__Stated exercise__.
Exactly as they appear, output all of the entries.

__Given data__.
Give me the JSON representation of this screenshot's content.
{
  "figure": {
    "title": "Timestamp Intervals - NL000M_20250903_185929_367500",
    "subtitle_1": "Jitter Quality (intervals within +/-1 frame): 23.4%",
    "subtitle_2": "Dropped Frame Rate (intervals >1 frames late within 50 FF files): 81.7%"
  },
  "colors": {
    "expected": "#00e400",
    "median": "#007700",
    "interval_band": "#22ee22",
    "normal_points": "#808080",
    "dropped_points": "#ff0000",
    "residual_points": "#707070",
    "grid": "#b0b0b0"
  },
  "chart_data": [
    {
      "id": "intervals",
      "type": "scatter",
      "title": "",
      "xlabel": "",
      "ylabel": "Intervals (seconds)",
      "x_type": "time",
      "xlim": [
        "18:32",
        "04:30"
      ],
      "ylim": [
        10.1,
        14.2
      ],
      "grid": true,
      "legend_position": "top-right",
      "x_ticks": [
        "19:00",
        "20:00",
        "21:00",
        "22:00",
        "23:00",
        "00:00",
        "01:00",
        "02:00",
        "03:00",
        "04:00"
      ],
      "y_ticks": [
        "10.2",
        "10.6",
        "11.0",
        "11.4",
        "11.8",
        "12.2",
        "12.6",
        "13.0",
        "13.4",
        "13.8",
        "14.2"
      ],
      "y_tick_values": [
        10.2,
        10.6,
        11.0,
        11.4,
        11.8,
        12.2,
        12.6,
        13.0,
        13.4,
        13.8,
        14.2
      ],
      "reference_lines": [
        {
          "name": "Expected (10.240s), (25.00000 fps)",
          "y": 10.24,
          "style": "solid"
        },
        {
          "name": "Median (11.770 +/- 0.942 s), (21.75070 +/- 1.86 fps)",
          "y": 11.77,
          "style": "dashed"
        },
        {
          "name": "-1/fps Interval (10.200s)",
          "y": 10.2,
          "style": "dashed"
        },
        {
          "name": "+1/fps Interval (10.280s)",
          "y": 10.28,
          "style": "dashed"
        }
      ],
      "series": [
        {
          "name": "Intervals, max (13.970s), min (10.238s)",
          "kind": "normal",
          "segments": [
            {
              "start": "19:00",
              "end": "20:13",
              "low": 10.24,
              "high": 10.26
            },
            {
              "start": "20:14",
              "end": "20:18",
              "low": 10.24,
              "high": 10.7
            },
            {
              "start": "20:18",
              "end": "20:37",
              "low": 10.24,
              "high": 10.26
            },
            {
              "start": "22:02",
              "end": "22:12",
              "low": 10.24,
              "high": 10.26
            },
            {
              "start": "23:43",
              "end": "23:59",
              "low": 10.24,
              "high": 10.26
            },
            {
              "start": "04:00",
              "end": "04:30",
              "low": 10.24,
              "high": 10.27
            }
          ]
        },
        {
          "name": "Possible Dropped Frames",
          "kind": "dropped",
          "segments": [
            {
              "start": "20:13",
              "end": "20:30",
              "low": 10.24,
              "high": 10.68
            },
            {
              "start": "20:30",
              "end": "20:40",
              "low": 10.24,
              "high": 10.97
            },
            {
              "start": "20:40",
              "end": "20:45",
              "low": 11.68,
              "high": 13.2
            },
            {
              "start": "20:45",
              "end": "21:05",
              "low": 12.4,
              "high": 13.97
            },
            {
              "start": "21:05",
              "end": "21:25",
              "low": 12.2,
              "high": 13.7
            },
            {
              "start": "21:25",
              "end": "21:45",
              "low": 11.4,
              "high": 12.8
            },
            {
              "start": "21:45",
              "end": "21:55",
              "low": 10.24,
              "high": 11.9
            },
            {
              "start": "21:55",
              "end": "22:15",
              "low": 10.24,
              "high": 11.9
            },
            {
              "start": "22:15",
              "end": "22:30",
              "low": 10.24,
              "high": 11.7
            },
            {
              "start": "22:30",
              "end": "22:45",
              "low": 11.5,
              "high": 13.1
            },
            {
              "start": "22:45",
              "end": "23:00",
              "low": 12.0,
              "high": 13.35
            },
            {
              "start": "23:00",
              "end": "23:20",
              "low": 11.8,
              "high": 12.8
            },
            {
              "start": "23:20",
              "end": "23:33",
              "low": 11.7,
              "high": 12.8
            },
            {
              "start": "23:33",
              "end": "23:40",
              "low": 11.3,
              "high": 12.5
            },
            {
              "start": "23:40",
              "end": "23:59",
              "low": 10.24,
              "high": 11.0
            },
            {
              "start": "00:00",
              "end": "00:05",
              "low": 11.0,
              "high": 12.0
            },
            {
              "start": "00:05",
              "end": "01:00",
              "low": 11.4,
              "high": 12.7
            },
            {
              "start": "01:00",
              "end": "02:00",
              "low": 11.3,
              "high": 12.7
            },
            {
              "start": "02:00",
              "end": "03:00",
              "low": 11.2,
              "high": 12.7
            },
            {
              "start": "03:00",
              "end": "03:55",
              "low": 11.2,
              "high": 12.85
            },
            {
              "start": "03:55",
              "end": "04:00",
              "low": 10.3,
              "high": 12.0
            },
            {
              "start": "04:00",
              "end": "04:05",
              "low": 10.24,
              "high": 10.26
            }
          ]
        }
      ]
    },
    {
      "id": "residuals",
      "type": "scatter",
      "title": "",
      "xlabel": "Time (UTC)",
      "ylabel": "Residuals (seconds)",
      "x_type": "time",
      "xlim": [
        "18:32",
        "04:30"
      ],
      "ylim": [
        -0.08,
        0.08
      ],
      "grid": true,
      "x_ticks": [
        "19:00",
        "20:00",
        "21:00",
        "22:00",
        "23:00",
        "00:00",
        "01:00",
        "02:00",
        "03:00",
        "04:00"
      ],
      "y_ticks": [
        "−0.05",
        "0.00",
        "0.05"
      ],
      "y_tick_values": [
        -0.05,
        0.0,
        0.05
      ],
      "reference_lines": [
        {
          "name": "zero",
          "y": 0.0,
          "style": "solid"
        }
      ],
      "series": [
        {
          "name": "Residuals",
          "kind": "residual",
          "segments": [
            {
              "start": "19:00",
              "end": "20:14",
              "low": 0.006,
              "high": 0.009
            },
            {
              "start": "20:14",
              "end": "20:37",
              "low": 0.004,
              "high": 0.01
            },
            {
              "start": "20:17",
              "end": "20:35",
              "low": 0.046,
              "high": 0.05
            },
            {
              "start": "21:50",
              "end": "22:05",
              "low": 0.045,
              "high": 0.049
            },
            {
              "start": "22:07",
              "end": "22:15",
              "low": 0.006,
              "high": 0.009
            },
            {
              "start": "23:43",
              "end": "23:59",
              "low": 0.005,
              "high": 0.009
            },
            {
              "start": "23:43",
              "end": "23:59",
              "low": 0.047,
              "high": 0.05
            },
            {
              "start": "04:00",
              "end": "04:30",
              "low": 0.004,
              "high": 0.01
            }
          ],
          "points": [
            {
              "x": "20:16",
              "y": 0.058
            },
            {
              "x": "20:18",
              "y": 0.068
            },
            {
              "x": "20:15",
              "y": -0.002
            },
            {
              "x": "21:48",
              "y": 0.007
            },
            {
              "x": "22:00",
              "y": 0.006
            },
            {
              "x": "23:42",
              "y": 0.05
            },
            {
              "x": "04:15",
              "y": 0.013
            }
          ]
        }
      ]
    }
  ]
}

__Solution__.
Give me the JSON representation of this screenshot's content.
{
  "figure": {
    "title": "Timestamp Intervals - NL000M_20250903_185929_367500",
    "subtitle_1": "Jitter Quality (intervals within +/-1 frame): 23.4%",
    "subtitle_2": "Dropped Frame Rate (intervals >1 frames late within 50 FF files): 81.7%"
  },
  "colors": {
    "expected": "#00e400",
    "median": "#007700",
    "interval_band": "#22ee22",
    "normal_points": "#808080",
    "dropped_points": "#ff0000",
    "residual_points": "#707070",
    "grid": "#b0b0b0"
  },
  "chart_data": [
    {
      "id": "intervals",
      "type": "scatter",
      "title": "",
      "xlabel": "",
      "ylabel": "Intervals (seconds)",
      "x_type": "time",
      "xlim": [
        "18:32",
        "04:30"
      ],
      "ylim": [
        10.1,
        14.2
      ],
      "grid": true,
      "legend_position": "top-right",
      "x_ticks": [
        "19:00",
        "20:00",
        "21:00",
        "22:00",
        "23:00",
        "00:00",
        "01:00",
        "02:00",
        "03:00",
        "04:00"
      ],
      "y_ticks": [
        "10.2",
        "10.6",
        "11.0",
        "11.4",
        "11.8",
        "12.2",
        "12.6",
        "13.0",
        "13.4",
        "13.8",
        "14.2"
      ],
      "y_tick_values": [
        10.2,
        10.6,
        11.0,
        11.4,
        11.8,
        12.2,
        12.6,
        13.0,
        13.4,
        13.8,
        14.2
      ],
      "reference_lines": [
        {
          "name": "Expected (10.240s), (25.00000 fps)",
          "y": 10.24,
          "style": "solid"
        },
        {
          "name": "Median (11.770 +/- 0.942 s), (21.75070 +/- 1.86 fps)",
          "y": 11.77,
          "style": "dashed"
        },
        {
          "name": "-1/fps Interval (10.200s)",
          "y": 10.2,
          "style": "dashed"
        },
        {
          "name": "+1/fps Interval (10.280s)",
          "y": 10.28,
          "style": "dashed"
        }
      ],
      "series": [
        {
          "name": "Intervals, max (13.970s), min (10.238s)",
          "kind": "normal",
          "segments": [
            {
              "start": "19:00",
              "end": "20:13",
              "low": 10.24,
              "high": 10.26
            },
            {
              "start": "20:14",
              "end": "20:18",
              "low": 10.24,
              "high": 10.7
            },
            {
              "start": "20:18",
              "end": "20:37",
              "low": 10.24,
              "high": 10.26
            },
            {
              "start": "22:02",
              "end": "22:12",
              "low": 10.24,
              "high": 10.26
            },
            {
              "start": "23:43",
              "end": "23:59",
              "low": 10.24,
              "high": 10.26
            },
            {
              "start": "04:00",
              "end": "04:30",
              "low": 10.24,
              "high": 10.27
            }
          ]
        },
        {
          "name": "Possible Dropped Frames",
          "kind": "dropped",
          "segments": [
            {
              "start": "20:13",
              "end": "20:30",
              "low": 10.24,
              "high": 10.68
            },
            {
              "start": "20:30",
              "end": "20:40",
              "low": 10.24,
              "high": 10.97
            },
            {
              "start": "20:40",
              "end": "20:45",
              "low": 11.68,
              "high": 13.2
            },
            {
              "start": "20:45",
              "end": "21:05",
              "low": 12.4,
              "high": 13.97
            },
            {
              "start": "21:05",
              "end": "21:25",
              "low": 12.2,
              "high": 13.7
            },
            {
              "start": "21:25",
              "end": "21:45",
              "low": 11.4,
              "high": 12.8
            },
            {
              "start": "21:45",
              "end": "21:55",
              "low": 10.24,
              "high": 11.9
            },
            {
              "start": "21:55",
              "end": "22:15",
              "low": 10.24,
              "high": 11.9
            },
            {
              "start": "22:15",
              "end": "22:30",
              "low": 10.24,
              "high": 11.7
            },
            {
              "start": "22:30",
              "end": "22:45",
              "low": 11.5,
              "high": 13.1
            },
            {
              "start": "22:45",
              "end": "23:00",
              "low": 12.0,
              "high": 13.35
            },
            {
              "start": "23:00",
              "end": "23:20",
              "low": 11.8,
              "high": 12.8
            },
            {
              "start": "23:20",
              "end": "23:33",
              "low": 11.7,
              "high": 12.8
            },
            {
              "start": "23:33",
              "end": "23:40",
              "low": 11.3,
              "high": 12.5
            },
            {
              "start": "23:40",
              "end": "23:59",
              "low": 10.24,
              "high": 11.0
            },
            {
              "start": "00:00",
              "end": "00:05",
              "low": 11.0,
              "high": 12.0
            },
            {
              "start": "00:05",
              "end": "01:00",
              "low": 11.4,
              "high": 12.7
            },
            {
              "start": "01:00",
              "end": "02:00",
              "low": 11.3,
              "high": 12.7
            },
            {
              "start": "02:00",
              "end": "03:00",
              "low": 11.2,
              "high": 12.7
            },
            {
              "start": "03:00",
              "end": "03:55",
              "low": 11.2,
              "high": 12.85
            },
            {
              "start": "03:55",
              "end": "04:00",
              "low": 10.3,
              "high": 12.0
            },
            {
              "start": "04:00",
              "end": "04:05",
              "low": 10.24,
              "high": 10.26
            }
          ]
        }
      ]
    },
    {
      "id": "residuals",
      "type": "scatter",
      "title": "",
      "xlabel": "Time (UTC)",
      "ylabel": "Residuals (seconds)",
      "x_type": "time",
      "xlim": [
        "18:32",
        "04:30"
      ],
      "ylim": [
        -0.08,
        0.08
      ],
      "grid": true,
      "x_ticks": [
        "19:00",
        "20:00",
        "21:00",
        "22:00",
        "23:00",
        "00:00",
        "01:00",
        "02:00",
        "03:00",
        "04:00"
      ],
      "y_ticks": [
        "−0.05",
        "0.00",
        "0.05"
      ],
      "y_tick_values": [
        -0.05,
        0.0,
        0.05
      ],
      "reference_lines": [
        {
          "name": "zero",
          "y": 0.0,
          "style": "solid"
        }
      ],
      "series": [
        {
          "name": "Residuals",
          "kind": "residual",
          "segments": [
            {
              "start": "19:00",
              "end": "20:14",
              "low": 0.006,
              "high": 0.009
            },
            {
              "start": "20:14",
              "end": "20:37",
              "low": 0.004,
              "high": 0.01
            },
            {
              "start": "20:17",
              "end": "20:35",
              "low": 0.046,
              "high": 0.05
            },
            {
              "start": "21:50",
              "end": "22:05",
              "low": 0.045,
              "high": 0.049
            },
            {
              "start": "22:07",
              "end": "22:15",
              "low": 0.006,
              "high": 0.009
            },
            {
              "start": "23:43",
              "end": "23:59",
              "low": 0.005,
              "high": 0.009
            },
            {
              "start": "23:43",
              "end": "23:59",
              "low": 0.047,
              "high": 0.05
            },
            {
              "start": "04:00",
              "end": "04:30",
              "low": 0.004,
              "high": 0.01
            }
          ],
          "points": [
            {
              "x": "20:16",
              "y": 0.058
            },
            {
              "x": "20:18",
              "y": 0.068
            },
            {
              "x": "20:15",
              "y": -0.002
            },
            {
              "x": "21:48",
              "y": 0.007
            },
            {
              "x": "22:00",
              "y": 0.006
            },
            {
              "x": "23:42",
              "y": 0.05
            },
            {
              "x": "04:15",
              "y": 0.013
            }
          ]
        }
      ]
    }
  ]
}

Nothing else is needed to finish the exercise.